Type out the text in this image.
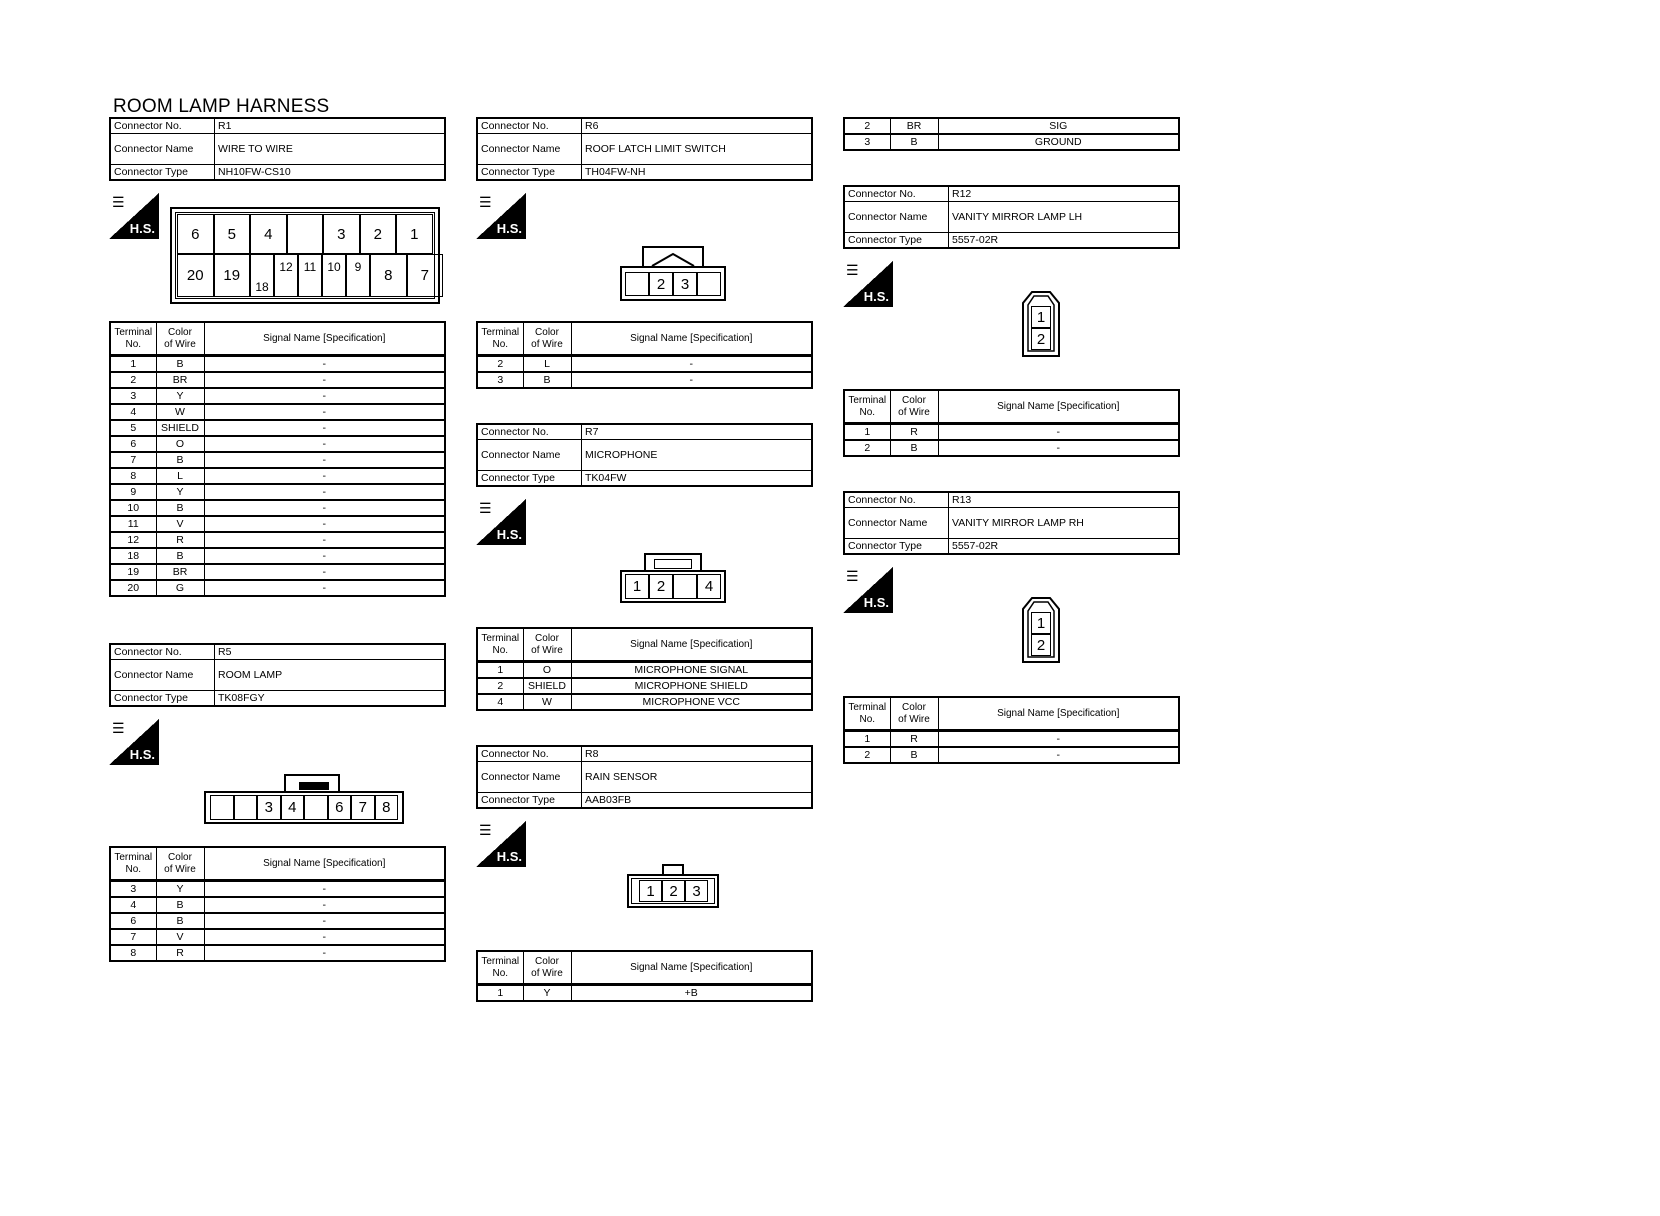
ROOM LAMP HARNESS
Connector No.	R1
Connector Name	WIRE TO WIRE
Connector Type	NH10FW-CS10
☰
H.S.	6	5	4	3	2	1
20	19
18
12 11 10	9	8	7
Terminal
No.	Color
of Wire	Signal Name [Specification]
1	B	-
2	BR	-
3	Y	-
4	W	-
5	SHIELD	-
6	O	-
7	B	-
8	L	-
9	Y	-
10	B	-
11	V	-
12	R	-
18	B	-
19	BR	-
20	G	-
Connector No.	R5
Connector Name	ROOM LAMP
Connector Type	TK08FGY
☰
H.S.
3	4	6	7	8
Terminal
No.	Color
of Wire	Signal Name [Specification]
3	Y	-
4	B	-
6	B	-
7	V	-
8	R	-
Connector No.	R6
Connector Name	ROOF LATCH LIMIT SWITCH
Connector Type	TH04FW-NH
☰
H.S.
2	3
Terminal
No.	Color
of Wire	Signal Name [Specification]
2	L	-
3	B	-
Connector No.	R7
Connector Name	MICROPHONE
Connector Type	TK04FW
☰
H.S.
1	2	4
Terminal
No.	Color
of Wire	Signal Name [Specification]
1	O	MICROPHONE SIGNAL
2	SHIELD	MICROPHONE SHIELD
4	W	MICROPHONE VCC
Connector No.	R8
Connector Name	RAIN SENSOR
Connector Type	AAB03FB
☰
H.S.
1 2 3
Terminal
No.	Color
of Wire	Signal Name [Specification]
1	Y	+B
2	BR	SIG
3	B	GROUND
Connector No.	R12
Connector Name	VANITY MIRROR LAMP LH
Connector Type	5557-02R
☰
H.S.
1
2
Terminal
No.	Color
of Wire	Signal Name [Specification]
1	R	-
2	B	-
Connector No.	R13
Connector Name	VANITY MIRROR LAMP RH
Connector Type	5557-02R
☰
H.S.
1
2
Terminal
No.	Color
of Wire	Signal Name [Specification]
1	R	-
2	B	-
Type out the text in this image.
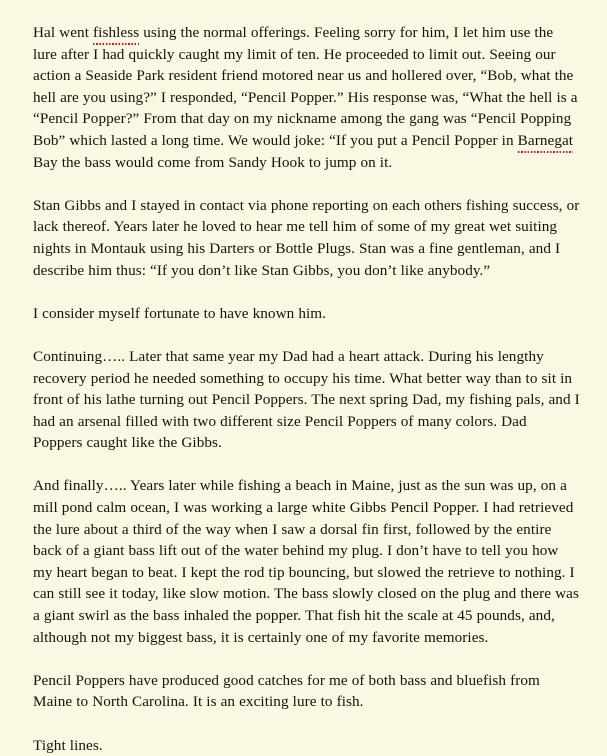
Hal went fishless using the normal offerings. Feeling sorry for him, I let him use the lure after I had quickly caught my limit of ten. He proceeded to limit out. Seeing our action a Seaside Park resident friend motored near us and hollered over, “Bob, what the hell are you using?” I responded, “Pencil Popper.” His response was, “What the hell is a “Pencil Popper?” From that day on my nickname among the gang was “Pencil Popping Bob” which lasted a long time. We would joke: “If you put a Pencil Popper in Barnegat Bay the bass would come from Sandy Hook to jump on it.

Stan Gibbs and I stayed in contact via phone reporting on each others fishing success, or lack thereof. Years later he loved to hear me tell him of some of my great wet suiting nights in Montauk using his Darters or Bottle Plugs. Stan was a fine gentleman, and I describe him thus: “If you don’t like Stan Gibbs, you don’t like anybody.”

I consider myself fortunate to have known him.

Continuing….. Later that same year my Dad had a heart attack. During his lengthy recovery period he needed something to occupy his time. What better way than to sit in front of his lathe turning out Pencil Poppers. The next spring Dad, my fishing pals, and I had an arsenal filled with two different size Pencil Poppers of many colors. Dad Poppers caught like the Gibbs.

And finally….. Years later while fishing a beach in Maine, just as the sun was up, on a mill pond calm ocean, I was working a large white Gibbs Pencil Popper. I had retrieved the lure about a third of the way when I saw a dorsal fin first, followed by the entire back of a giant bass lift out of the water behind my plug. I don’t have to tell you how my heart began to beat. I kept the rod tip bouncing, but slowed the retrieve to nothing. I can still see it today, like slow motion. The bass slowly closed on the plug and there was a giant swirl as the bass inhaled the popper. That fish hit the scale at 45 pounds, and, although not my biggest bass, it is certainly one of my favorite memories.

Pencil Poppers have produced good catches for me of both bass and bluefish from Maine to North Carolina. It is an exciting lure to fish.

Tight lines.
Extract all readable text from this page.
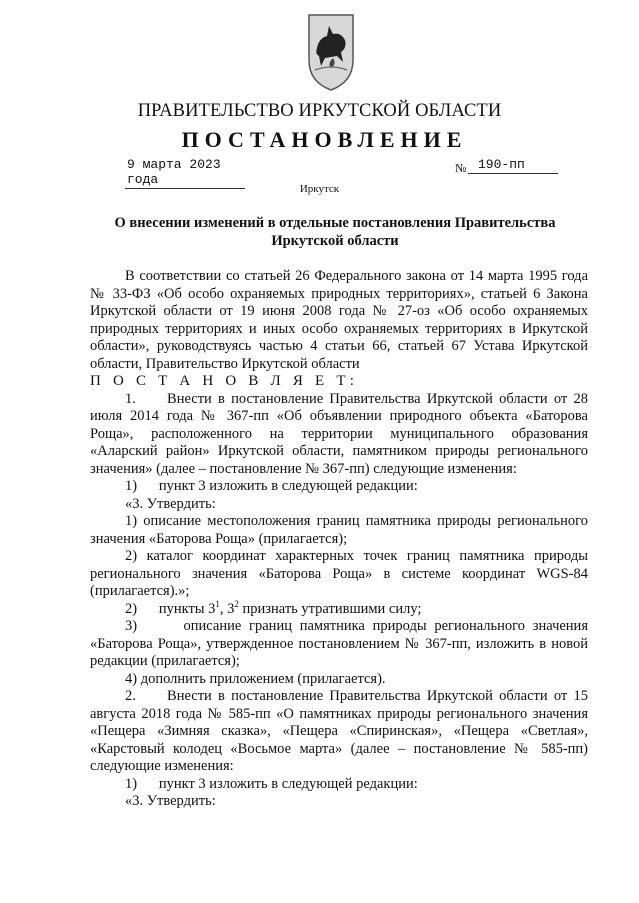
ПРАВИТЕЛЬСТВО ИРКУТСКОЙ ОБЛАСТИ
ПОСТАНОВЛЕНИЕ
9 марта 2023 года
№ 190-пп
Иркутск
О внесении изменений в отдельные постановления Правительства
Иркутской области

В соответствии со статьей 26 Федерального закона от 14 марта 1995 года № 33-ФЗ «Об особо охраняемых природных территориях», статьей 6 Закона Иркутской области от 19 июня 2008 года № 27-оз «Об особо охраняемых природных территориях и иных особо охраняемых территориях в Иркутской области», руководствуясь частью 4 статьи 66, статьей 67 Устава Иркутской области, Правительство Иркутской области

П О С Т А Н О В Л Я Е Т:

1.     Внести в постановление Правительства Иркутской области от 28 июля 2014 года № 367-пп «Об объявлении природного объекта «Баторова Роща», расположенного на территории муниципального образования «Аларский район» Иркутской области, памятником природы регионального значения» (далее – постановление № 367-пп) следующие изменения:

1)      пункт 3 изложить в следующей редакции:

«3. Утвердить:

1) описание местоположения границ памятника природы регионального значения «Баторова Роща» (прилагается);

2) каталог координат характерных точек границ памятника природы регионального значения «Баторова Роща» в системе координат WGS-84 (прилагается).»;

2)      пункты $3^1$, $3^2$ признать утратившими силу;

3)      описание границ памятника природы регионального значения «Баторова Роща», утвержденное постановлением № 367-пп, изложить в новой редакции (прилагается);

4) дополнить приложением (прилагается).

2.     Внести в постановление Правительства Иркутской области от 15 августа 2018 года № 585-пп «О памятниках природы регионального значения «Пещера «Зимняя сказка», «Пещера «Спиринская», «Пещера «Светлая», «Карстовый колодец «Восьмое марта» (далее – постановление № 585-пп) следующие изменения:

1)      пункт 3 изложить в следующей редакции:

«3. Утвердить:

----------------

WORK INSTRUCTIONS: Collect every line above that contains the word "изменения".

RESPONSE BELOW:
1.     Внести в постановление Правительства Иркутской области от 28 июля 2014 года № 367-пп «Об объявлении природного объекта «Баторова Роща», расположенного на территории муниципального образования «Аларский район» Иркутской области, памятником природы регионального значения» (далее – постановление № 367-пп) следующие изменения:
2.     Внести в постановление Правительства Иркутской области от 15 августа 2018 года № 585-пп «О памятниках природы регионального значения «Пещера «Зимняя сказка», «Пещера «Спиринская», «Пещера «Светлая», «Карстовый колодец «Восьмое марта» (далее – постановление № 585-пп) следующие изменения:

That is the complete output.